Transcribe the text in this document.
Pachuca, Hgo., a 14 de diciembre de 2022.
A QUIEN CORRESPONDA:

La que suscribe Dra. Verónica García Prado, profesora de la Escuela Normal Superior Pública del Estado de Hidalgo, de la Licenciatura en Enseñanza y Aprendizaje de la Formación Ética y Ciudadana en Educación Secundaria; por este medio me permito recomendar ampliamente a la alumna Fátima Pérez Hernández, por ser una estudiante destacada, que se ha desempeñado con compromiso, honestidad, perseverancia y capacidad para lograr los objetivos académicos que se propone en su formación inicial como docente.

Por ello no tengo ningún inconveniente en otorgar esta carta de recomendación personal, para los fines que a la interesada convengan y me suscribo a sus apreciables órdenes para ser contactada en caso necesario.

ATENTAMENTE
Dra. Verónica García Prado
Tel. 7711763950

════

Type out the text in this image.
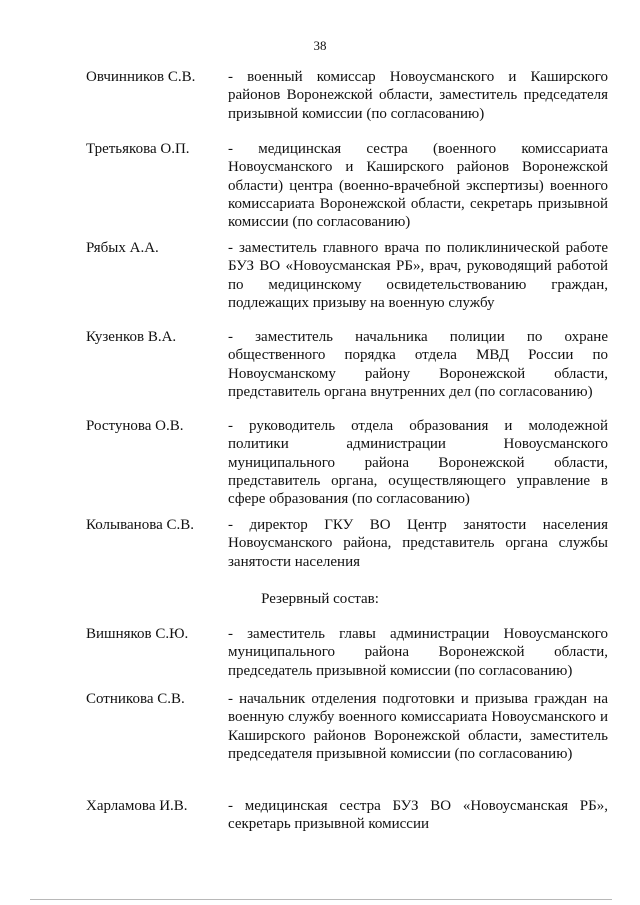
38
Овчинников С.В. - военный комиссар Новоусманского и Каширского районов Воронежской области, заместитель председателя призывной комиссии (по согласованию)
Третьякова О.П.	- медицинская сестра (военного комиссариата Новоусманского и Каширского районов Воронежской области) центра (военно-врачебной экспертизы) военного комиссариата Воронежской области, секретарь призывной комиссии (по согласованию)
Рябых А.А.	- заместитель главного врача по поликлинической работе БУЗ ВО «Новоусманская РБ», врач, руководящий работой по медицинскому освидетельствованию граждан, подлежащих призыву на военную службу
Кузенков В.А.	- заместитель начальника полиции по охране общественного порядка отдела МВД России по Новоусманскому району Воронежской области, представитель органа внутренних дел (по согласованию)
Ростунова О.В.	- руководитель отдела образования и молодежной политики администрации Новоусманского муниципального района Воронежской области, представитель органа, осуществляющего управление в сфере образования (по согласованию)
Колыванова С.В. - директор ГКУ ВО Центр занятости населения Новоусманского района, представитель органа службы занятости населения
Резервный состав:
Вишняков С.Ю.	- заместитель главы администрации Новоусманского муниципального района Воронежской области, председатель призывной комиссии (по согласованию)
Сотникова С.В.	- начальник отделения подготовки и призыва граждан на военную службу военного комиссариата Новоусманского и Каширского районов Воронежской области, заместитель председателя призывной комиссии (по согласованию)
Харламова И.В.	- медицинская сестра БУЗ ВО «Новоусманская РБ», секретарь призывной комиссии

════

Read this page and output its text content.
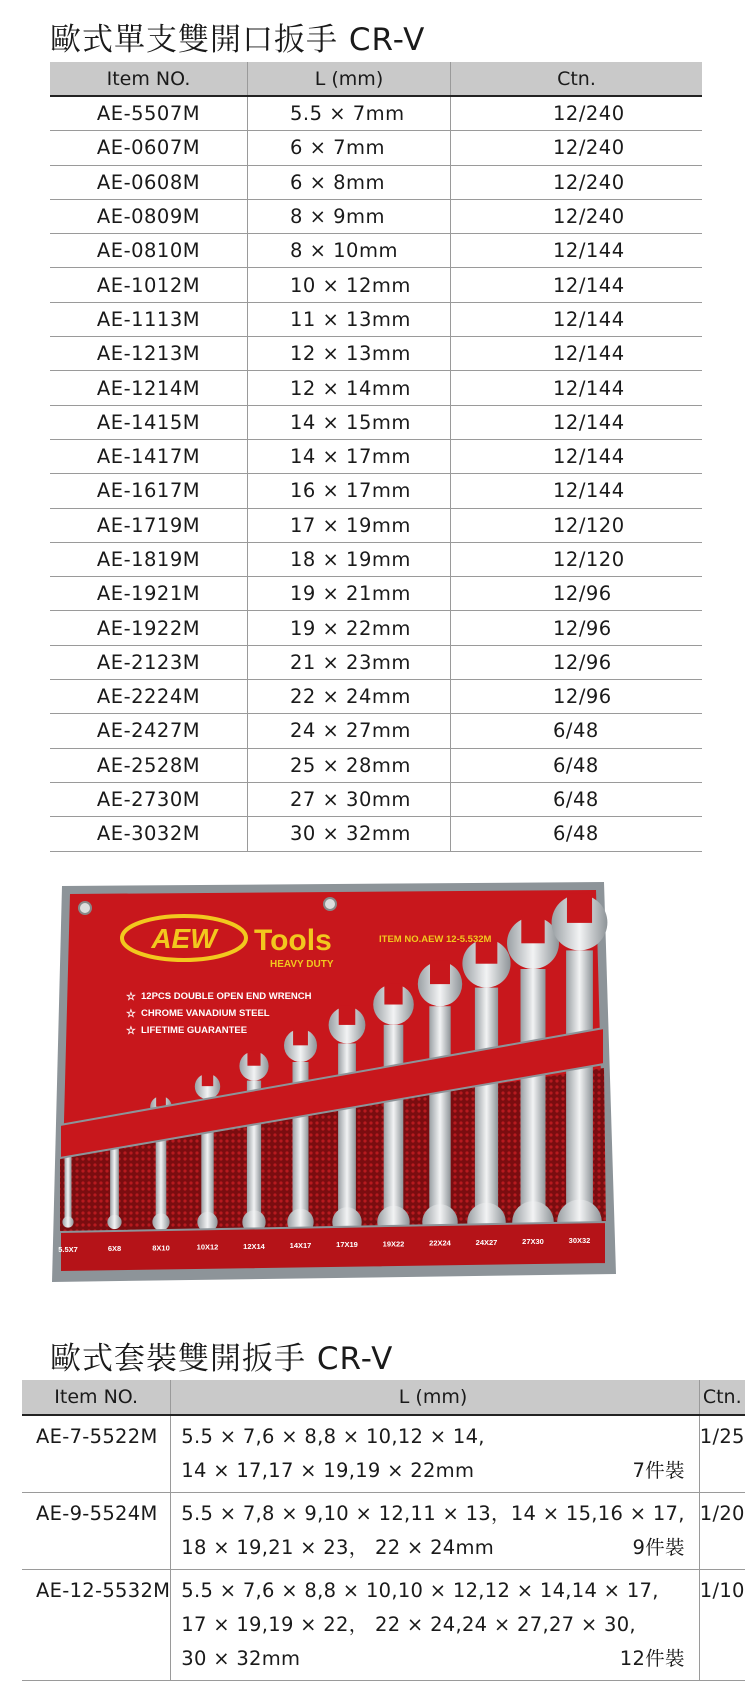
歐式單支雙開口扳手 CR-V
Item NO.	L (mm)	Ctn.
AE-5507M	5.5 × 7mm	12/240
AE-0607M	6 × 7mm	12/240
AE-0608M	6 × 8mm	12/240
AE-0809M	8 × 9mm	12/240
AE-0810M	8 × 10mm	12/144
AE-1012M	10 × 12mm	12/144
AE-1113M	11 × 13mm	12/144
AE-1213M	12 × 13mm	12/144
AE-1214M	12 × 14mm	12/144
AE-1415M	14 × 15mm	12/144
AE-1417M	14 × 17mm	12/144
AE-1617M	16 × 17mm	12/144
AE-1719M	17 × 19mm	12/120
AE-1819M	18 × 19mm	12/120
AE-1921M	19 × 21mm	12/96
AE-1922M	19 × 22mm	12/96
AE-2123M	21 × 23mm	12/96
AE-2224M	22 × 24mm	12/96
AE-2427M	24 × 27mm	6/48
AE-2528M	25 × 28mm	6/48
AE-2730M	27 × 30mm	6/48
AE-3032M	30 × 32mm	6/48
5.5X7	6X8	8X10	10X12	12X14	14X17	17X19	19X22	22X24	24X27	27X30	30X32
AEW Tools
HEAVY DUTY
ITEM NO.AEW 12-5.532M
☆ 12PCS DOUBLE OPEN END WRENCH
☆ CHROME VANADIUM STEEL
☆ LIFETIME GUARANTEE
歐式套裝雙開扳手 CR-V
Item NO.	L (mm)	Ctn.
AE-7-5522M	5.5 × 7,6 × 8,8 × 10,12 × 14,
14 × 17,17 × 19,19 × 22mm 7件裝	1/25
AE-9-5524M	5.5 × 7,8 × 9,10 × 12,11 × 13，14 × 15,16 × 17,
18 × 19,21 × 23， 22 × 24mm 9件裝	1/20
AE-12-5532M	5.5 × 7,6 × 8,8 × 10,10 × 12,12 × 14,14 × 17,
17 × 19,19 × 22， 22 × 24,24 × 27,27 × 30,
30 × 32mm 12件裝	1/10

════

## [WHAT IS BEING ASKED]
Copy, from the material above, each line in which the string "this" occurs.

## [WRITTEN SOLUTION]
Transcribe the text in this document.
Type out the text in this image.
Read this page and output its text content.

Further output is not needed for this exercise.